* **WRITTEN PROBLEM**: Review the lines that follow and copy each one that contains the word "根据牛顿第二定律有".

__________________________________________________

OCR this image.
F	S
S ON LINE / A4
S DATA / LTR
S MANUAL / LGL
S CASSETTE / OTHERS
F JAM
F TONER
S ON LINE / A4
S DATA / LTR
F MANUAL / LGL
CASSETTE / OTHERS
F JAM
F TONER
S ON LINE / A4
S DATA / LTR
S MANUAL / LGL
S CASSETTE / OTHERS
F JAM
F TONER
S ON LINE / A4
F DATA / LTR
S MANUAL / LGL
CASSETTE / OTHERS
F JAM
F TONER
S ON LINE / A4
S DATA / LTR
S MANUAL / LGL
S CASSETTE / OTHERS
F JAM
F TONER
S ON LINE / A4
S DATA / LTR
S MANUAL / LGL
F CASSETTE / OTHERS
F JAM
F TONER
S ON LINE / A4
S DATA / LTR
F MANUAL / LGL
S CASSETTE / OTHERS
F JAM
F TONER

__________________________________________________

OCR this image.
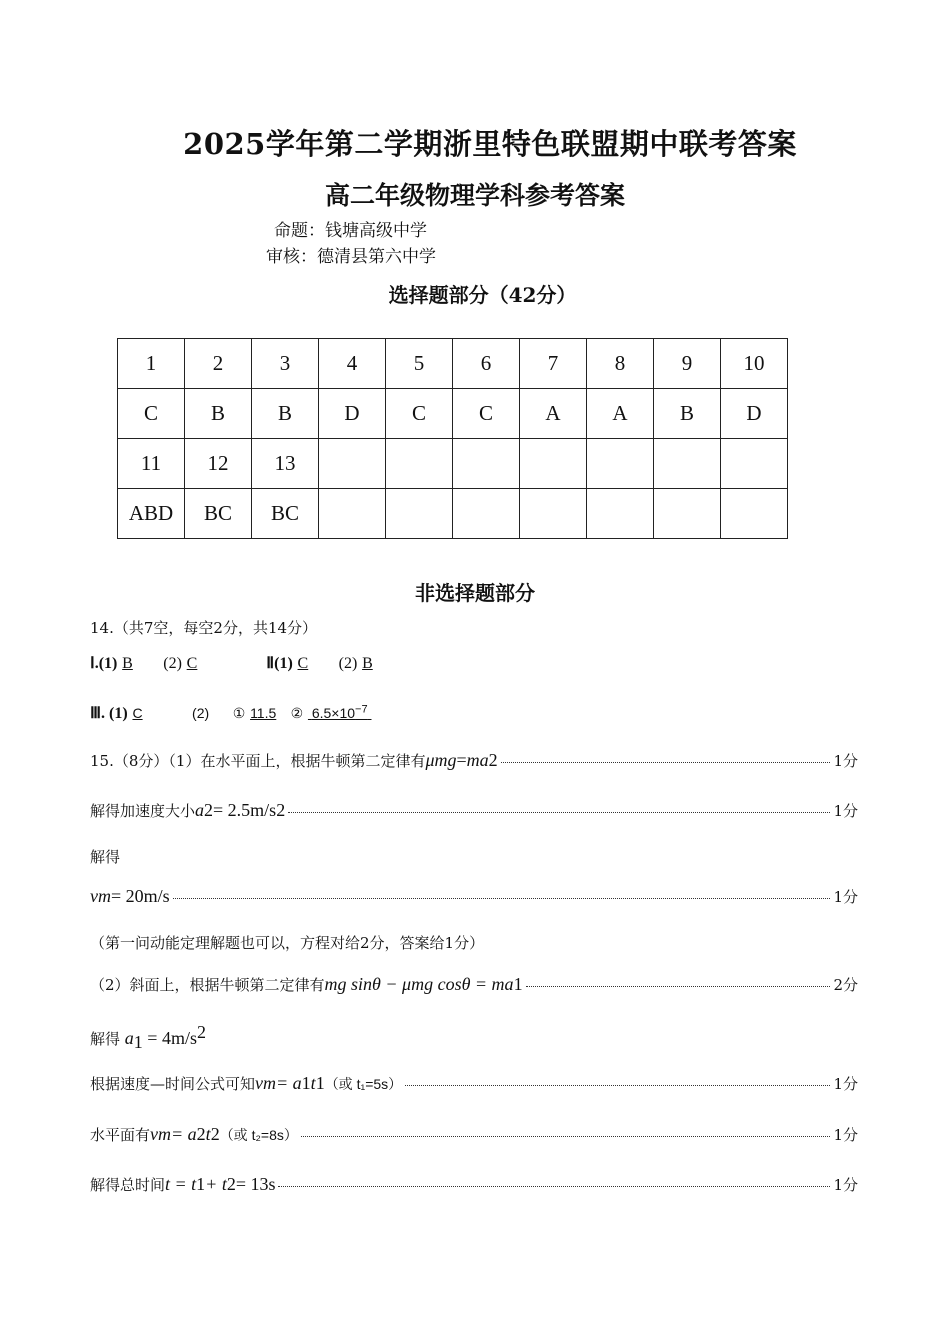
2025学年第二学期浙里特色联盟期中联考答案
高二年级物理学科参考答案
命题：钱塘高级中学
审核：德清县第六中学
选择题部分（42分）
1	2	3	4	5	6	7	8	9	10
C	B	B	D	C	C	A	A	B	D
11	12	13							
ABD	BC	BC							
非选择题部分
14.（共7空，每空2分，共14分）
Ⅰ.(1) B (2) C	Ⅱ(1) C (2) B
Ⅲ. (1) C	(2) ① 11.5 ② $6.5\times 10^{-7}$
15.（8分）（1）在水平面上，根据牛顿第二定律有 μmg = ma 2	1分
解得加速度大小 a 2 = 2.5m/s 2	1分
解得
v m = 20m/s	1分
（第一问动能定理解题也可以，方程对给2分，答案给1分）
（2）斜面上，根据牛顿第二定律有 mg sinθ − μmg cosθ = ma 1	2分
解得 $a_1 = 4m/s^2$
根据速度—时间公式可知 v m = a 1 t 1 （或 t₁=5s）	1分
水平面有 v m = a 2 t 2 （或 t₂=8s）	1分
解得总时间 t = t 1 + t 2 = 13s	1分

__________________________________________________

* **SOLUTION BELOW**:
15.（8分）（1）在水平面上，根据牛顿第二定律有 μmg = ma 2	1分
（2）斜面上，根据牛顿第二定律有 mg sinθ − μmg cosθ = ma 1	2分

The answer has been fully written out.